:: Stated exercise ::
Collect all the lines that mention the word "人性化管理".

--- START Extracted entries ---

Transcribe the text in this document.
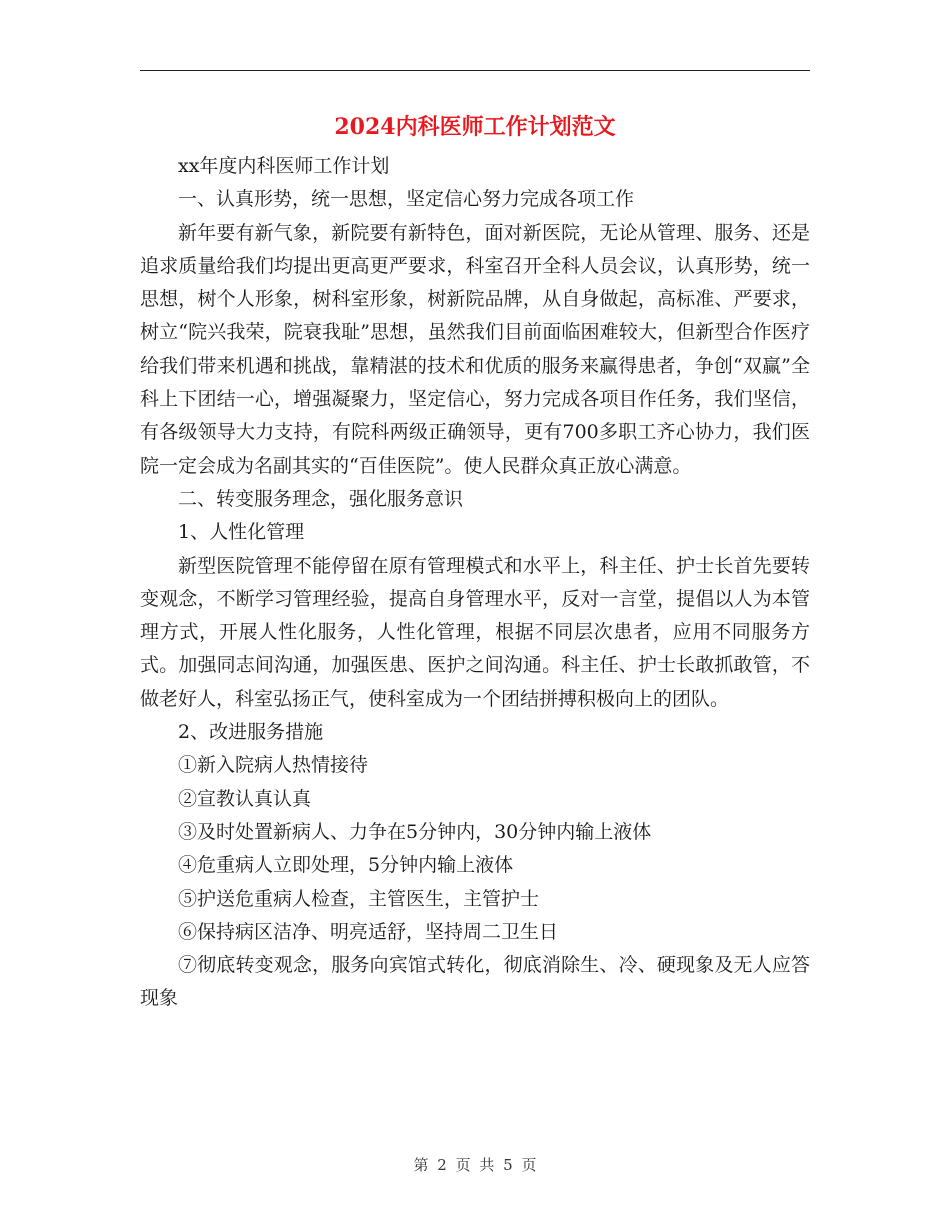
2024内科医师工作计划范文

xx年度内科医师工作计划

一、认真形势，统一思想，坚定信心努力完成各项工作

新年要有新气象，新院要有新特色，面对新医院，无论从管理、服务、还是追求质量给我们均提出更高更严要求，科室召开全科人员会议，认真形势，统一思想，树个人形象，树科室形象，树新院品牌，从自身做起，高标准、严要求，树立“院兴我荣，院衰我耻”思想，虽然我们目前面临困难较大，但新型合作医疗给我们带来机遇和挑战，靠精湛的技术和优质的服务来赢得患者，争创“双赢”全科上下团结一心，增强凝聚力，坚定信心，努力完成各项目作任务，我们坚信，有各级领导大力支持，有院科两级正确领导，更有700多职工齐心协力，我们医院一定会成为名副其实的“百佳医院”。使人民群众真正放心满意。

二、转变服务理念，强化服务意识

1、人性化管理

新型医院管理不能停留在原有管理模式和水平上，科主任、护士长首先要转变观念，不断学习管理经验，提高自身管理水平，反对一言堂，提倡以人为本管理方式，开展人性化服务，人性化管理，根据不同层次患者，应用不同服务方式。加强同志间沟通，加强医患、医护之间沟通。科主任、护士长敢抓敢管，不做老好人，科室弘扬正气，使科室成为一个团结拼搏积极向上的团队。

2、改进服务措施

①新入院病人热情接待

②宣教认真认真

③及时处置新病人、力争在5分钟内，30分钟内输上液体

④危重病人立即处理，5分钟内输上液体

⑤护送危重病人检查，主管医生，主管护士

⑥保持病区洁净、明亮适舒，坚持周二卫生日

⑦彻底转变观念，服务向宾馆式转化，彻底消除生、冷、硬现象及无人应答现象

第 2 页 共 5 页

--- END Extracted entries ---

:: Answer below ::
1、人性化管理
新型医院管理不能停留在原有管理模式和水平上，科主任、护士长首先要转变观念，不断学习管理经验，提高自身管理水平，反对一言堂，提倡以人为本管理方式，开展人性化服务，人性化管理，根据不同层次患者，应用不同服务方式。加强同志间沟通，加强医患、医护之间沟通。科主任、护士长敢抓敢管，不做老好人，科室弘扬正气，使科室成为一个团结拼搏积极向上的团队。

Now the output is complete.